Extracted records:
↓↓↓

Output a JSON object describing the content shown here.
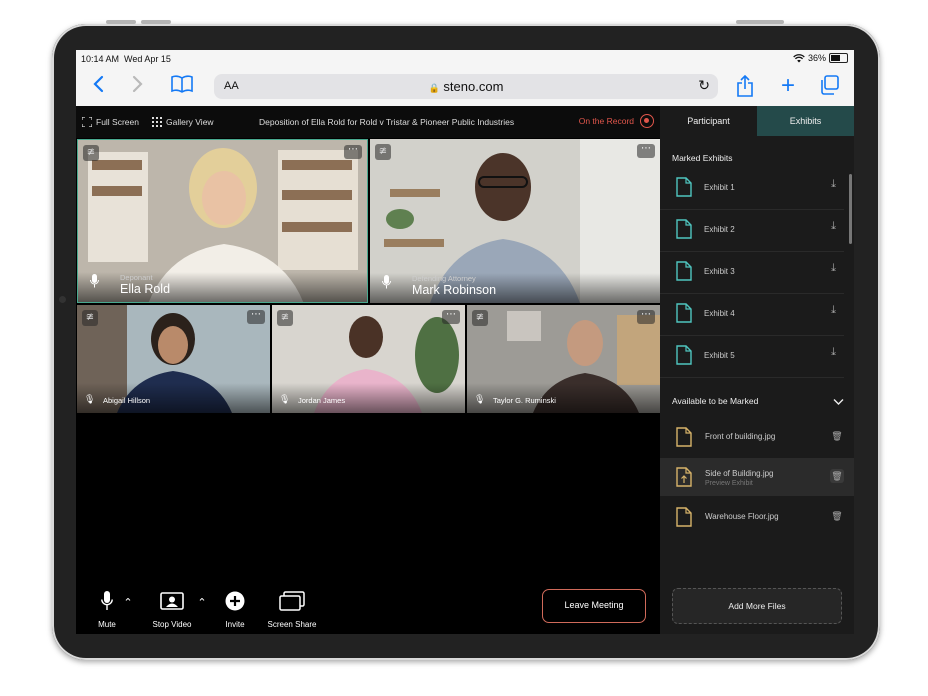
{
  "status": {
    "time": "10:14 AM",
    "date": "Wed Apr 15",
    "battery": "36%"
  },
  "browser": {
    "text_size": "AA",
    "url": "steno.com"
  },
  "toolbar": {
    "full_screen": "Full Screen",
    "gallery_view": "Gallery View",
    "title": "Deposition of Ella Rold for Rold v Tristar & Pioneer Public Industries",
    "record_status": "On the Record"
  },
  "participants": [
    {
      "role": "Deponant",
      "name": "Ella Rold"
    },
    {
      "role": "Defending Attorney",
      "name": "Mark Robinson"
    },
    {
      "role": "",
      "name": "Abigail Hillson"
    },
    {
      "role": "",
      "name": "Jordan James"
    },
    {
      "role": "",
      "name": "Taylor G. Ruminski"
    }
  ],
  "controls": {
    "mute": "Mute",
    "stop_video": "Stop Video",
    "invite": "Invite",
    "screen_share": "Screen Share",
    "leave": "Leave Meeting"
  },
  "panel": {
    "tabs": [
      "Participant",
      "Exhibits"
    ],
    "active_tab": "Exhibits",
    "marked_title": "Marked Exhibits",
    "exhibits": [
      "Exhibit 1",
      "Exhibit 2",
      "Exhibit 3",
      "Exhibit 4",
      "Exhibit 5"
    ],
    "available_title": "Available to be Marked",
    "files": [
      {
        "name": "Front of building.jpg",
        "sub": ""
      },
      {
        "name": "Side of Building.jpg",
        "sub": "Preview Exhibit"
      },
      {
        "name": "Warehouse Floor.jpg",
        "sub": ""
      }
    ],
    "add_more": "Add More Files"
  },
  "colors": {
    "accent_teal": "#4fc6c0",
    "record_red": "#e0564b",
    "file_gold": "#d7b36a",
    "active_tab": "#244a4a"
  }
}
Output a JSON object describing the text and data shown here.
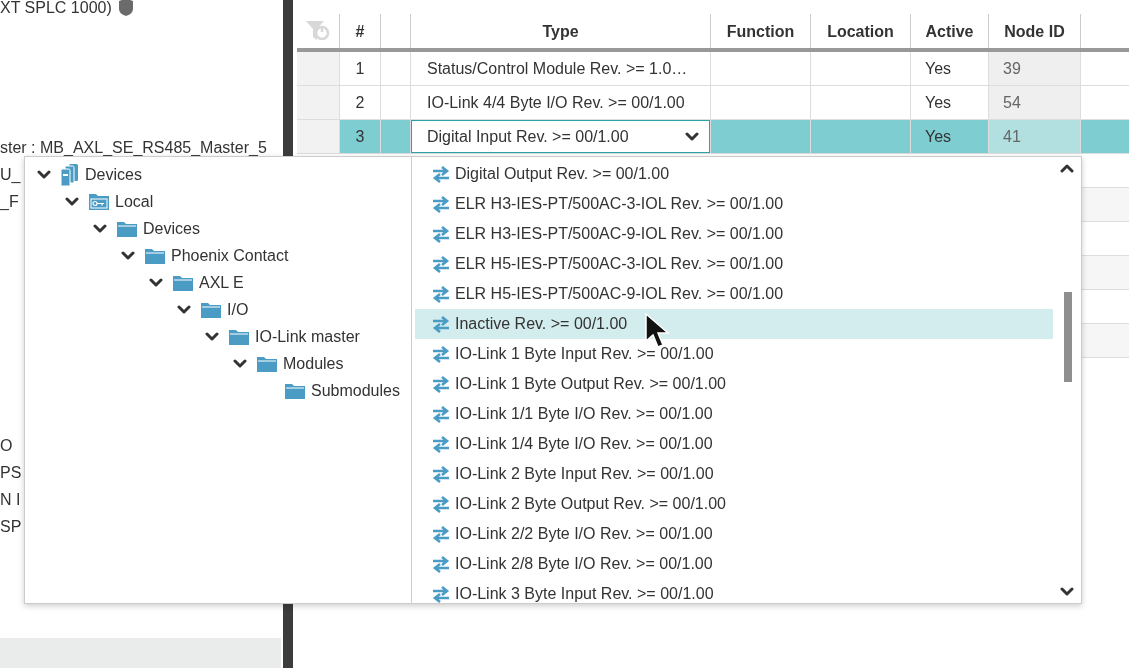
{
  "left_panel": {
    "lines": [
      "XT SPLC 1000)",
      "ster : MB_AXL_SE_RS485_Master_5",
      "U_",
      "_F",
      "O",
      "PS",
      "N I",
      "SP"
    ]
  },
  "table": {
    "columns": [
      "#",
      "",
      "Type",
      "Function",
      "Location",
      "Active",
      "Node ID"
    ],
    "rows": [
      {
        "number": "1",
        "type": "Status/Control Module Rev. >= 1.0…",
        "function": "",
        "location": "",
        "active": "Yes",
        "node_id": "39",
        "selected": false,
        "editing": false
      },
      {
        "number": "2",
        "type": "IO-Link 4/4 Byte I/O Rev. >= 00/1.00",
        "function": "",
        "location": "",
        "active": "Yes",
        "node_id": "54",
        "selected": false,
        "editing": false
      },
      {
        "number": "3",
        "type": "Digital Input Rev. >= 00/1.00",
        "function": "",
        "location": "",
        "active": "Yes",
        "node_id": "41",
        "selected": true,
        "editing": true
      }
    ]
  },
  "type_picker": {
    "tree": [
      {
        "label": "Devices",
        "expanded": true,
        "children": [
          {
            "label": "Local",
            "expanded": true,
            "children": [
              {
                "label": "Devices",
                "expanded": true,
                "children": [
                  {
                    "label": "Phoenix Contact",
                    "expanded": true,
                    "children": [
                      {
                        "label": "AXL E",
                        "expanded": true,
                        "children": [
                          {
                            "label": "I/O",
                            "expanded": true,
                            "children": [
                              {
                                "label": "IO-Link master",
                                "expanded": true,
                                "children": [
                                  {
                                    "label": "Modules",
                                    "expanded": true,
                                    "children": [
                                      {
                                        "label": "Submodules"
                                      }
                                    ]
                                  }
                                ]
                              }
                            ]
                          }
                        ]
                      }
                    ]
                  }
                ]
              }
            ]
          }
        ]
      }
    ],
    "options": [
      {
        "label": "Digital Output Rev. >= 00/1.00",
        "selected": false
      },
      {
        "label": "ELR H3-IES-PT/500AC-3-IOL Rev. >= 00/1.00",
        "selected": false
      },
      {
        "label": "ELR H3-IES-PT/500AC-9-IOL Rev. >= 00/1.00",
        "selected": false
      },
      {
        "label": "ELR H5-IES-PT/500AC-3-IOL Rev. >= 00/1.00",
        "selected": false
      },
      {
        "label": "ELR H5-IES-PT/500AC-9-IOL Rev. >= 00/1.00",
        "selected": false
      },
      {
        "label": "Inactive Rev. >= 00/1.00",
        "selected": true
      },
      {
        "label": "IO-Link 1 Byte Input Rev. >= 00/1.00",
        "selected": false
      },
      {
        "label": "IO-Link 1 Byte Output Rev. >= 00/1.00",
        "selected": false
      },
      {
        "label": "IO-Link 1/1 Byte I/O Rev. >= 00/1.00",
        "selected": false
      },
      {
        "label": "IO-Link 1/4 Byte I/O Rev. >= 00/1.00",
        "selected": false
      },
      {
        "label": "IO-Link 2 Byte Input Rev. >= 00/1.00",
        "selected": false
      },
      {
        "label": "IO-Link 2 Byte Output Rev. >= 00/1.00",
        "selected": false
      },
      {
        "label": "IO-Link 2/2 Byte I/O Rev. >= 00/1.00",
        "selected": false
      },
      {
        "label": "IO-Link 2/8 Byte I/O Rev. >= 00/1.00",
        "selected": false
      },
      {
        "label": "IO-Link 3 Byte Input Rev. >= 00/1.00",
        "selected": false
      }
    ]
  }
}
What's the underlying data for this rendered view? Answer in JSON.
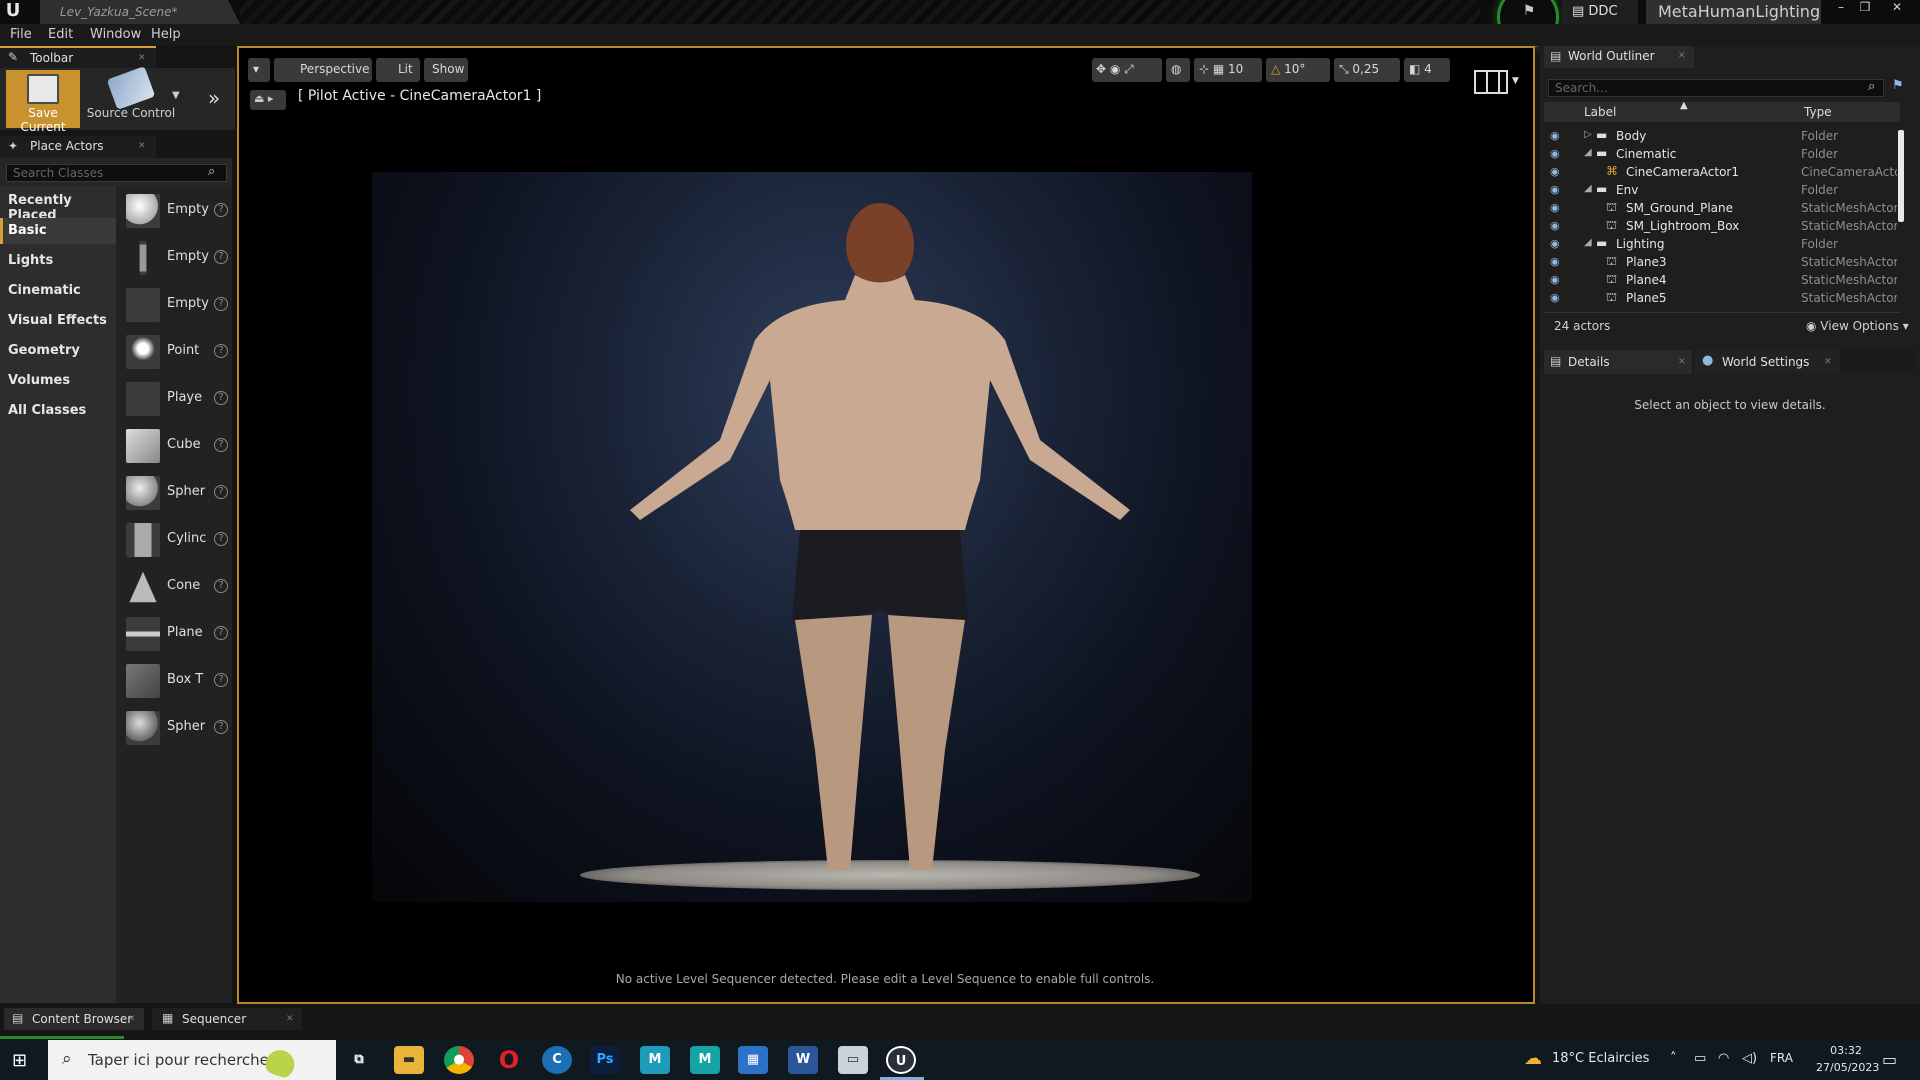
{
  "window": {
    "doc_tab": "Lev_Yazkua_Scene*",
    "ddc": "DDC",
    "project_name": "MetaHumanLighting",
    "controls": [
      "–",
      "❐",
      "✕"
    ]
  },
  "menu": [
    "File",
    "Edit",
    "Window",
    "Help"
  ],
  "toolbar": {
    "tab_label": "Toolbar",
    "save_label": "Save Current",
    "source_control_label": "Source Control"
  },
  "place_actors": {
    "tab_label": "Place Actors",
    "search_placeholder": "Search Classes",
    "categories": [
      "Recently Placed",
      "Basic",
      "Lights",
      "Cinematic",
      "Visual Effects",
      "Geometry",
      "Volumes",
      "All Classes"
    ],
    "active_category": "Basic",
    "actors": [
      "Empty",
      "Empty",
      "Empty",
      "Point",
      "Playe",
      "Cube",
      "Spher",
      "Cylinc",
      "Cone",
      "Plane",
      "Box T",
      "Spher"
    ]
  },
  "viewport": {
    "perspective_label": "Perspective",
    "lit_label": "Lit",
    "show_label": "Show",
    "pilot_label": "[ Pilot Active - CineCameraActor1 ]",
    "grid_snap": "10",
    "rotation_snap": "10°",
    "scale_snap": "0,25",
    "camera_speed": "4",
    "message": "No active Level Sequencer detected. Please edit a Level Sequence to enable full controls."
  },
  "outliner": {
    "tab_label": "World Outliner",
    "search_placeholder": "Search...",
    "col_label": "Label",
    "col_type": "Type",
    "rows": [
      {
        "label": "Body",
        "type": "Folder"
      },
      {
        "label": "Cinematic",
        "type": "Folder"
      },
      {
        "label": "CineCameraActor1",
        "type": "CineCameraActor"
      },
      {
        "label": "Env",
        "type": "Folder"
      },
      {
        "label": "SM_Ground_Plane",
        "type": "StaticMeshActor"
      },
      {
        "label": "SM_Lightroom_Box",
        "type": "StaticMeshActor"
      },
      {
        "label": "Lighting",
        "type": "Folder"
      },
      {
        "label": "Plane3",
        "type": "StaticMeshActor"
      },
      {
        "label": "Plane4",
        "type": "StaticMeshActor"
      },
      {
        "label": "Plane5",
        "type": "StaticMeshActor"
      }
    ],
    "actor_count": "24 actors",
    "view_options": "View Options"
  },
  "details": {
    "details_tab": "Details",
    "world_settings_tab": "World Settings",
    "empty_message": "Select an object to view details."
  },
  "bottom_tabs": {
    "content_browser": "Content Browser",
    "sequencer": "Sequencer"
  },
  "taskbar": {
    "search_placeholder": "Taper ici pour rechercher",
    "weather": "18°C Eclaircies",
    "language": "FRA",
    "time": "03:32",
    "date": "27/05/2023",
    "apps": [
      "task-view",
      "file-explorer",
      "chrome",
      "opera",
      "cinema4d",
      "photoshop",
      "maya",
      "metahuman",
      "calculator",
      "word",
      "unknown-app",
      "unreal-engine"
    ]
  },
  "colors": {
    "accent": "#d6a036",
    "viewport_border": "#b8892e",
    "taskbar": "#101820"
  }
}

↑↑↑

--- Task ---
Which lines contain "describing"? Show each of them.

--- Final result ---
Output a JSON object describing the content shown here.
Output a JSON object describing the text and data shown here.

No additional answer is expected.